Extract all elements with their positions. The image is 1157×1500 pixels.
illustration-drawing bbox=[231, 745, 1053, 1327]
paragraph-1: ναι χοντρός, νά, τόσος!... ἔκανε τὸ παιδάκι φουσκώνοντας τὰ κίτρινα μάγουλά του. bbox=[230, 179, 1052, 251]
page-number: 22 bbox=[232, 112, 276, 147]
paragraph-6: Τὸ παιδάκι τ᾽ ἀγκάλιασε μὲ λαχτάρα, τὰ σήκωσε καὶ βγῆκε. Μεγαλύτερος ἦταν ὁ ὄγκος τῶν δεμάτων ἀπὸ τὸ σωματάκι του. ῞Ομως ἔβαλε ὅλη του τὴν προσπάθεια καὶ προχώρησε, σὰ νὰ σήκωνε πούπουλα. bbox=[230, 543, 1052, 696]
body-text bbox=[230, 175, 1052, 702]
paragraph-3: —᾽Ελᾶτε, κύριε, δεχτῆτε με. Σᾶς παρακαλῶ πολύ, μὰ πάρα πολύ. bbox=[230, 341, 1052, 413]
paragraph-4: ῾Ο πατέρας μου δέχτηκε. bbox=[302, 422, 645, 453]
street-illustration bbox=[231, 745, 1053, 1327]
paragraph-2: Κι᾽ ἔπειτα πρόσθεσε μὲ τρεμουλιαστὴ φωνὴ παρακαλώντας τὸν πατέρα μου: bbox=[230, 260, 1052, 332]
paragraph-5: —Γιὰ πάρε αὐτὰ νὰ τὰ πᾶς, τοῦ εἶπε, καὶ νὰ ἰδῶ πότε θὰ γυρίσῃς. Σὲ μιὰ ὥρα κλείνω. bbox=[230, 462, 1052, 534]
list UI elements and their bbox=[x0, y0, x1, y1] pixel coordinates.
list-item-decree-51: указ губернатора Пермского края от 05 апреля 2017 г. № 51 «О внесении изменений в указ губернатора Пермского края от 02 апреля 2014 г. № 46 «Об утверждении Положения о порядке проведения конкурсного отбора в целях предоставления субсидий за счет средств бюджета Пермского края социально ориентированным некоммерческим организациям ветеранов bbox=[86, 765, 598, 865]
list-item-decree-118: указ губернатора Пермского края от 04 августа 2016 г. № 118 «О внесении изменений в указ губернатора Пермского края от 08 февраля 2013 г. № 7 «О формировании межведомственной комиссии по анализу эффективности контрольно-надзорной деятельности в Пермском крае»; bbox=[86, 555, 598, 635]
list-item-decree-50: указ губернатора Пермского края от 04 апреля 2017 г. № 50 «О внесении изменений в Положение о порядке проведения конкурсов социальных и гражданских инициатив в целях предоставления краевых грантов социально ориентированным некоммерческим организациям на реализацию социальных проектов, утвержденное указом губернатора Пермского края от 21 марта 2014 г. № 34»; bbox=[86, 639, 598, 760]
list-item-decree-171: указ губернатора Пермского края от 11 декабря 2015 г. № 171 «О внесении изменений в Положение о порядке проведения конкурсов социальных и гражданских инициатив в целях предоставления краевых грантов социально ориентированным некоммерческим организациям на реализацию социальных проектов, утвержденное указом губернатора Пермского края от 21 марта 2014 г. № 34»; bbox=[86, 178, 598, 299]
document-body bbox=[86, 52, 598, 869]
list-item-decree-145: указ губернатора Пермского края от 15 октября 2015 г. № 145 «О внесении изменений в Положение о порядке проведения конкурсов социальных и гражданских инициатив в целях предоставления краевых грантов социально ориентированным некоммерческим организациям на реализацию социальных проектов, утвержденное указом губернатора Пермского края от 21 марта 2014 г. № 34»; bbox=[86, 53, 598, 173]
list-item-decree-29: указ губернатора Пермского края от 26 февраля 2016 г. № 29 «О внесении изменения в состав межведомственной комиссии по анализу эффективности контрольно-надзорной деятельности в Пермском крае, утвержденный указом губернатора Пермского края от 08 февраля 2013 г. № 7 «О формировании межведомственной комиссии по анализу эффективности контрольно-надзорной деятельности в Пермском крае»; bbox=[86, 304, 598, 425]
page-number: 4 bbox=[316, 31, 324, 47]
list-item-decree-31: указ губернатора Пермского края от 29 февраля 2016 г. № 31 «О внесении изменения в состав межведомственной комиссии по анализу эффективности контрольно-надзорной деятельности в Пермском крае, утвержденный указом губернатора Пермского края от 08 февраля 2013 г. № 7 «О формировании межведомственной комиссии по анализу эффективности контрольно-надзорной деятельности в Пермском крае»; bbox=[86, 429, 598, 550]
┄┄┄┄┄┄
• **INSTRUCTION**
Can you give the items above, from the very first one through the line containing "street-illustration bbox=[231, 745, 1053, 1327]", both ends included, as a numbered list with blank lines left out?

• **RESULT OF THIS EXERCISE**
1. Extract all elements with their positions. The image is 1157×1500 pixels.
2. illustration-drawing bbox=[231, 745, 1053, 1327]
3. paragraph-1: ναι χοντρός, νά, τόσος!... ἔκανε τὸ παιδάκι φουσκώνοντας τὰ κίτρινα μάγουλά του. bbox=[230, 179, 1052, 251]
4. page-number: 22 bbox=[232, 112, 276, 147]
5. paragraph-6: Τὸ παιδάκι τ᾽ ἀγκάλιασε μὲ λαχτάρα, τὰ σήκωσε καὶ βγῆκε. Μεγαλύτερος ἦταν ὁ ὄγκος τῶν δεμάτων ἀπὸ τὸ σωματάκι του. ῞Ομως ἔβαλε ὅλη του τὴν προσπάθεια καὶ προχώρησε, σὰ νὰ σήκωνε πούπουλα. bbox=[230, 543, 1052, 696]
6. body-text bbox=[230, 175, 1052, 702]
7. paragraph-3: —᾽Ελᾶτε, κύριε, δεχτῆτε με. Σᾶς παρακαλῶ πολύ, μὰ πάρα πολύ. bbox=[230, 341, 1052, 413]
8. paragraph-4: ῾Ο πατέρας μου δέχτηκε. bbox=[302, 422, 645, 453]
9. street-illustration bbox=[231, 745, 1053, 1327]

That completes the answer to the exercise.